— Start SUPPLIED MATERIAL —

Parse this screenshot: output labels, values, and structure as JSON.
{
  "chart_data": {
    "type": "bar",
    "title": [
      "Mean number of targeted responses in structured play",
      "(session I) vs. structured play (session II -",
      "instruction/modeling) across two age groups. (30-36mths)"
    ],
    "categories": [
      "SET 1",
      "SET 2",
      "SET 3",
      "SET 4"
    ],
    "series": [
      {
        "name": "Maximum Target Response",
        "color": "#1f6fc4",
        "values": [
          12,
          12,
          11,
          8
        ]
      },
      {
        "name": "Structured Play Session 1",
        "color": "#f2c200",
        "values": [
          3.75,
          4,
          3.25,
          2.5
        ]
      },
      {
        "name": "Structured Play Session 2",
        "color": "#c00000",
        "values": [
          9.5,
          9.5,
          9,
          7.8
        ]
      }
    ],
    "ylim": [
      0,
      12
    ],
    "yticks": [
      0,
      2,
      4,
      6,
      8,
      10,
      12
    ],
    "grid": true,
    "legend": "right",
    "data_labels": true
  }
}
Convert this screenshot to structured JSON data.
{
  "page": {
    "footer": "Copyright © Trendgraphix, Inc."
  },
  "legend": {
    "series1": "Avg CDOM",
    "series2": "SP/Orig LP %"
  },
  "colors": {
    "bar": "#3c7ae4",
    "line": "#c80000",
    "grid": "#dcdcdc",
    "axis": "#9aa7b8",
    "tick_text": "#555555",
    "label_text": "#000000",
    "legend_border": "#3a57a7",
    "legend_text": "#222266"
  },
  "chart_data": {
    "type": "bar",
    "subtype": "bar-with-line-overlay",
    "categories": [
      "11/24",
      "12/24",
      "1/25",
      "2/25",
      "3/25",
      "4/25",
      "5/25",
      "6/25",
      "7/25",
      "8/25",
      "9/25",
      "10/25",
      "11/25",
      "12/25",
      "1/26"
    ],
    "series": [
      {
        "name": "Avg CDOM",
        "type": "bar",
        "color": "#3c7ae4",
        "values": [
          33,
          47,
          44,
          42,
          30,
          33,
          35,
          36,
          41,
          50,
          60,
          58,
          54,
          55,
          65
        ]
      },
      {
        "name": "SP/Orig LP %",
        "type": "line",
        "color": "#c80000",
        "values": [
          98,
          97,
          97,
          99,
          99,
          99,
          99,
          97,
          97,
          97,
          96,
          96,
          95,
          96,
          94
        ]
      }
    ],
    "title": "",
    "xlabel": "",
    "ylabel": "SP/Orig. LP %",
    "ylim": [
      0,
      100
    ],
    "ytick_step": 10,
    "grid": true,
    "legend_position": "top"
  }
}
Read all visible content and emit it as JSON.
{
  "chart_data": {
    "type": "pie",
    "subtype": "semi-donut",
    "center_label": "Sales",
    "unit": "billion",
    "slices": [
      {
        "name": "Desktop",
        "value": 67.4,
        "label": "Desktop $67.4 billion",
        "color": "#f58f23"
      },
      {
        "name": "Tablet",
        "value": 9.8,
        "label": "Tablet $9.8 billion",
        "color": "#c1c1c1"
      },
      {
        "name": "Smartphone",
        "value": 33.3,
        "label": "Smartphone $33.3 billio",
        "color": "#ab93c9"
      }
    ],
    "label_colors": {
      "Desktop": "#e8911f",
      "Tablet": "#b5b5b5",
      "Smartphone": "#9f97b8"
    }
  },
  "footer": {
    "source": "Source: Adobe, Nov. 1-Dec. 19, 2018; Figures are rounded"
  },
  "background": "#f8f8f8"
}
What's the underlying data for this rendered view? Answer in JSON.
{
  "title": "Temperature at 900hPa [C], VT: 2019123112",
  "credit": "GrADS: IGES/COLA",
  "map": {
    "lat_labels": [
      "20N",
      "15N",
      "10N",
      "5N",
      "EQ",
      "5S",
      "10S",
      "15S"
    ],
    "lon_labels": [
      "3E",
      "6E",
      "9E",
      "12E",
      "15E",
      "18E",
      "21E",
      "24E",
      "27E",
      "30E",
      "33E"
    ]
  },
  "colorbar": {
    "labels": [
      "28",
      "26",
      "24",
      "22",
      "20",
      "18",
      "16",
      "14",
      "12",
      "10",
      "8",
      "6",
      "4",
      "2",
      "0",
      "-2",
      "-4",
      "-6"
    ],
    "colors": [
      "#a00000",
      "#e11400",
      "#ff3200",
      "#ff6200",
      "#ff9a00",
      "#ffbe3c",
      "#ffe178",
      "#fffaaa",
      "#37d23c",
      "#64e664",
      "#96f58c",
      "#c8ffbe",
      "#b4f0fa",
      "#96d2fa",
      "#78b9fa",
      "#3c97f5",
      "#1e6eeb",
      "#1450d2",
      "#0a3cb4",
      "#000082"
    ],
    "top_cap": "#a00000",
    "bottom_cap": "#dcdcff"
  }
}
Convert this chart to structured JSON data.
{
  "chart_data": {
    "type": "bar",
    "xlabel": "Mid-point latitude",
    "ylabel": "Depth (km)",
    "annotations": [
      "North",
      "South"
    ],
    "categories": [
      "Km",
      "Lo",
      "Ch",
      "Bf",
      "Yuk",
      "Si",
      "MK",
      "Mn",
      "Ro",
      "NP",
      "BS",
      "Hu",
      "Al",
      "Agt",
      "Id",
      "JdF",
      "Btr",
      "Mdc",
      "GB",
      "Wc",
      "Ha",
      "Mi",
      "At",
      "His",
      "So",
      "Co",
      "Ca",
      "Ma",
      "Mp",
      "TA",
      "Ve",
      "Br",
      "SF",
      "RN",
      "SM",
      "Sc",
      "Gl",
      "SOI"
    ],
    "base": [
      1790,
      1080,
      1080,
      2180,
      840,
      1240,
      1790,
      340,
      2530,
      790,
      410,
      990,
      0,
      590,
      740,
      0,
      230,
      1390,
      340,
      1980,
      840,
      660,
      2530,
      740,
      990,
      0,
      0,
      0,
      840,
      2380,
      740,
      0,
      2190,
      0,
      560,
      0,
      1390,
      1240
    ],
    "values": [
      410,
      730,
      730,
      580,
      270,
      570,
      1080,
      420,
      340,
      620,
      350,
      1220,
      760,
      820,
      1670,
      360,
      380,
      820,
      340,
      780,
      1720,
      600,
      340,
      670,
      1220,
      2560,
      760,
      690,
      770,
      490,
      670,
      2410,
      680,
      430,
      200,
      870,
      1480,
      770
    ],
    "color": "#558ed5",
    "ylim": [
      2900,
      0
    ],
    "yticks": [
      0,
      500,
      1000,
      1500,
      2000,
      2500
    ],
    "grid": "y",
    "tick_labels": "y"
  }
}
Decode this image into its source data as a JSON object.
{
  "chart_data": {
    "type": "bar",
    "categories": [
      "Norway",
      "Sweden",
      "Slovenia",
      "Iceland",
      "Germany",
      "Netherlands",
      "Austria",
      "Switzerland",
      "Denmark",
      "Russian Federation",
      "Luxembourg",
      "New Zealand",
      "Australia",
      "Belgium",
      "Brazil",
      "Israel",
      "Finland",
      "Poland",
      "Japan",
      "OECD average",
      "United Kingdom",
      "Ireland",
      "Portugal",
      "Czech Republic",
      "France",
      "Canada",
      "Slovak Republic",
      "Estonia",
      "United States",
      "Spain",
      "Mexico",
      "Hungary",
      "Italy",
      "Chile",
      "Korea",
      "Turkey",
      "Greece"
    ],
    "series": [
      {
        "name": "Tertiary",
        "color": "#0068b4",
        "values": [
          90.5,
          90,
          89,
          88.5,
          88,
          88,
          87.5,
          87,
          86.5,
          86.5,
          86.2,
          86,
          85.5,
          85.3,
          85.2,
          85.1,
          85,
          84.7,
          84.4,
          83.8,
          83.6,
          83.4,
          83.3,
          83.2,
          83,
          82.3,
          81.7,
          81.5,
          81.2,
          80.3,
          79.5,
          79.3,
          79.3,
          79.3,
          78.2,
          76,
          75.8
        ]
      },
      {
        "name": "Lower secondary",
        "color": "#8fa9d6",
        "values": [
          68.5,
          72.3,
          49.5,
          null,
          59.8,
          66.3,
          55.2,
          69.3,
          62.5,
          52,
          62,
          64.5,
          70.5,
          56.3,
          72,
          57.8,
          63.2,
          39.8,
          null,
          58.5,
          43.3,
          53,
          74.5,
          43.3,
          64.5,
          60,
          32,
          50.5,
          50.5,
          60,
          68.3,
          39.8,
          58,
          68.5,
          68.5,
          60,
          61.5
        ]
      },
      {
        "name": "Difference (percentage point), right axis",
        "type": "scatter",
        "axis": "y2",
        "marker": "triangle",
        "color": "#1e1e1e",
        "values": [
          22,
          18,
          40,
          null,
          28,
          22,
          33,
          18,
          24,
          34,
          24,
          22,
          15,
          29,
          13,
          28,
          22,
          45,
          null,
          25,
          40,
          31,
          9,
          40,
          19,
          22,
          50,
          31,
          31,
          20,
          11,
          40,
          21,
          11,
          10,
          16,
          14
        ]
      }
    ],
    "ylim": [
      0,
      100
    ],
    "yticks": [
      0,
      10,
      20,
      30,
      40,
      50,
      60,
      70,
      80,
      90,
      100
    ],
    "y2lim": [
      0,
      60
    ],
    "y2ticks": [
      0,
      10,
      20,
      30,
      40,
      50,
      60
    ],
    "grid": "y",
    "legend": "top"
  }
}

— End SUPPLIED MATERIAL —

- [SHORT PROBLEM] Show the lines that mention the word "axis".

- [EXERCISE SOLUTION]
    "axis": "#9aa7b8",
        "name": "Difference (percentage point), right axis",
        "axis": "y2",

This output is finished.